STUDY TEXT:
>>>>>

We will not intentionally make breaking changes in minor releases of V2.

Methods marked as deprecated will not be removed until the next major release, V3.

Of course some apparently safe changes and bug fixes will inevitably break some users' code — obligatory link to XKCD.

The following changes will NOT be considered breaking changes, and may occur in minor releases:

  • Changing the format of ref as used in JSON Schema.
  • Changing the msg, ctx, and loc fields of ValidationError errors. type will not change — if you're programmatically parsing error messages, you should use type.
  • Adding new keys to ValidationError errors — e.g. we intend to add line_number and column_number to errors when validating JSON once we migrate to a new JSON parser.
  • Adding new ValidationError errors.
  • Changing repr even of public classes.

In all cases we will aim to minimize churn and do so only when justified by the increase of quality of pydantic for users.

Pydantic V3 and beyond

We expect to make new major releases roughly once a year going forward, although as mentioned above, any associated breaking changes should be trivial to fix compared to the V1-to-V2 transition.

<<<<<

[Bounding box prediction data]
>>>>>

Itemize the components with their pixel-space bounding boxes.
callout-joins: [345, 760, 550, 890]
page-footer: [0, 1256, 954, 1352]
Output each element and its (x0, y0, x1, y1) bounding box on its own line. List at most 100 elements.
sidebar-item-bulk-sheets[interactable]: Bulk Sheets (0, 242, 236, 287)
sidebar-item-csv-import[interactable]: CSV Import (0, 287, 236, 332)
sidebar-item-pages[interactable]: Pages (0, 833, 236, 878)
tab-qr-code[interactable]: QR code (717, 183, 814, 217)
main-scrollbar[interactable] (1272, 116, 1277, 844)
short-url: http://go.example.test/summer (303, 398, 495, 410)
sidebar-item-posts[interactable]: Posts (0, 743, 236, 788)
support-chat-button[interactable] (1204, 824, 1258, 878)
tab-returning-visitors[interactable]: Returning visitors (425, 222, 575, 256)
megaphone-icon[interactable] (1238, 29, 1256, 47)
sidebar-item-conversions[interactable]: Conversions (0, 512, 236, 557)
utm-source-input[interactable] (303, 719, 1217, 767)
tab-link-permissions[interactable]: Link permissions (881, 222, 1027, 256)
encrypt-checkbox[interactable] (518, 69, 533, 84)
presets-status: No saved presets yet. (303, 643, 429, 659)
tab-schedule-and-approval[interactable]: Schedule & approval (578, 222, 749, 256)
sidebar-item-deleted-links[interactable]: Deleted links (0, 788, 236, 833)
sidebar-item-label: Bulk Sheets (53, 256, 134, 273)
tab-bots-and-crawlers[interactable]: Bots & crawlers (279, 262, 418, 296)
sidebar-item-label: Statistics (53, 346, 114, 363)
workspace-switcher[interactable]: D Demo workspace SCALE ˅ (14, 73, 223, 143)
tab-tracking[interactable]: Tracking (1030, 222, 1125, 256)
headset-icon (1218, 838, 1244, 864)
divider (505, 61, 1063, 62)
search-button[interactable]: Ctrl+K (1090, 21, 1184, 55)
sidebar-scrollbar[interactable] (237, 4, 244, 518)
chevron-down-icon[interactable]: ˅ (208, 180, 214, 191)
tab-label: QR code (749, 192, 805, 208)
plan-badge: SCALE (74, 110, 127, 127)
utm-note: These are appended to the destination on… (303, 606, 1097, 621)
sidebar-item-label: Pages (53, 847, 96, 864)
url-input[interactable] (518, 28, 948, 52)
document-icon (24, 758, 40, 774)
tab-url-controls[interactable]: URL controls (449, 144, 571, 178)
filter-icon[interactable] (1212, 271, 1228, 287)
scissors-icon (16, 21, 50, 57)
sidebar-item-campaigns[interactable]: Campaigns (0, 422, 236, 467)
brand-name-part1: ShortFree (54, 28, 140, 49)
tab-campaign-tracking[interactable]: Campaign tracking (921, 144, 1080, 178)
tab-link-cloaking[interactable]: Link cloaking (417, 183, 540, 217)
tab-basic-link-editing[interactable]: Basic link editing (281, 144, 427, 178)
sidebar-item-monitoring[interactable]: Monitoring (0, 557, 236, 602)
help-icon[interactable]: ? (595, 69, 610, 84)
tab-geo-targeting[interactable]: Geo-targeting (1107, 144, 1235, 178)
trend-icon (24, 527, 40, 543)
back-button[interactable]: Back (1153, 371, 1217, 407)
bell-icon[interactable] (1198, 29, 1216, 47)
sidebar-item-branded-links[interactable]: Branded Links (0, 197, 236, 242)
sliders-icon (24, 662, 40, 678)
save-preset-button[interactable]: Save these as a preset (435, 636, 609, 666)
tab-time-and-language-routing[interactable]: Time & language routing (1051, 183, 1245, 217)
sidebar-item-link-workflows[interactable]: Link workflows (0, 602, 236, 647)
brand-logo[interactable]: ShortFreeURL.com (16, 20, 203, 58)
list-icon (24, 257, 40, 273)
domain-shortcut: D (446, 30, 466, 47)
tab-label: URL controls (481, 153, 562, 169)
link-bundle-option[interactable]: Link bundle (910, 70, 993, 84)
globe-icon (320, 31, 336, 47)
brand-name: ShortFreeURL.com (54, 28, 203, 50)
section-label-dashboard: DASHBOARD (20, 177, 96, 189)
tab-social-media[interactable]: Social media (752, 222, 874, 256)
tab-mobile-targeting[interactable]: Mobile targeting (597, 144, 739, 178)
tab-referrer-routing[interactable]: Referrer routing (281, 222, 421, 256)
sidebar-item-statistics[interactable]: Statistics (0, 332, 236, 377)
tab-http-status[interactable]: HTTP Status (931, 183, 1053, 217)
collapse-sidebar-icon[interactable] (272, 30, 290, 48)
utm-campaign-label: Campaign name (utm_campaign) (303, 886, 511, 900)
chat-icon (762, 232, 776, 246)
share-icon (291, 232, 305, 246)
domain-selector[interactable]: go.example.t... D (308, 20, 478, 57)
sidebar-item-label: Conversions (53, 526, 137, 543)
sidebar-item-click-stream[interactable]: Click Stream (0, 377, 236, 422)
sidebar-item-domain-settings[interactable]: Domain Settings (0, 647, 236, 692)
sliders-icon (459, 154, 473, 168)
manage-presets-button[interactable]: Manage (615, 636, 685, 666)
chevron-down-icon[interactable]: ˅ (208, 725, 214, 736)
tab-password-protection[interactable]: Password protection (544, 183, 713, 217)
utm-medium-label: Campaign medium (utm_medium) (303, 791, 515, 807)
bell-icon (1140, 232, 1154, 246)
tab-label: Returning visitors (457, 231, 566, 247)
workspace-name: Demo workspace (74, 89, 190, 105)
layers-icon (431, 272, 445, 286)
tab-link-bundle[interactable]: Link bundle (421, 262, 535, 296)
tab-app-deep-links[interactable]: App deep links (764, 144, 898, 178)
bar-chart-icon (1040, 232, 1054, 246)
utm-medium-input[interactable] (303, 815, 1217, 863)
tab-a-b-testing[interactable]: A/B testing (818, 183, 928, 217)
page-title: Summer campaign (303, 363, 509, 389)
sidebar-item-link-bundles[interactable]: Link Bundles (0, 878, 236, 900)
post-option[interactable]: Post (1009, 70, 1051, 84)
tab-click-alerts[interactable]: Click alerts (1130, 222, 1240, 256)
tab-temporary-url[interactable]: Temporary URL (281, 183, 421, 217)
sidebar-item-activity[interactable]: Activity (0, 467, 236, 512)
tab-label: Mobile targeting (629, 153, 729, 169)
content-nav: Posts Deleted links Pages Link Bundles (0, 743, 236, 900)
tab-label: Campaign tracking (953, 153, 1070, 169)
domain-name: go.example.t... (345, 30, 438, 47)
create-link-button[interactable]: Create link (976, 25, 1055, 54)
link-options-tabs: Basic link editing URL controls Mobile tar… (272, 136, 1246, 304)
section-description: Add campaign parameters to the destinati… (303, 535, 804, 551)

<<<<<

INSTRUCTIONS:
1. How often does the pydantic versioning text say new major releases are expected?
2. Pick up the pydantic versioning text after its last sentence and write the next part.

RESPONSES FOR EACH TASK:
1. Roughly once a year.

2.
Experimental Features

At Pydantic, we like to move quickly and innovate! To that end, we may introduce experimental features in minor releases.

Usage Documentation

To learn more about our current experimental features, see the experimental features documentation.

Please keep in mind, experimental features are active works in progress. If these features are successful, they'll eventually beocme part of Pydantic. If unsuccessful, said features will be removed with little notice. While in its experimental phase, a feature's API and behaviors may not be stable, and it's very possible that changes made to the feature will not be backward-compatible.

Naming Conventions

We use one of the following naming conventions to indicate that a feature is experimental:

  1. The feature is located in the experimental module. In this case, you can access the feature like this:

    from pydantic.experimental import feature_name
  2. The feature is located in the main module, but prefixed with experimental_. This case occurs when we add a new field, argument, or method to an existing data structure already within the main pydantic module.

New features with these naming conventions are subject to change or removal, and we are looking for feedback and suggestions before making them a permanent part of Pydantic. See the feedback section for more information.

Importing Experimental Features

When you import an experimental feature from the experimental module, you'll see a warning message that the feature is experimental. You can disable this warning with the following:

import warnings

from pydantic import PydanticExperimentalWarning

warnings.filterwarnings('ignore', category=PydanticExperimentalWarning)

Lifecycle of Experimental Features

  1. A new feature is added, either in the experimental module or with the experimental_ prefix.
  2. The behavior is often modified during patch/minor releases, with potential API/behavior changes.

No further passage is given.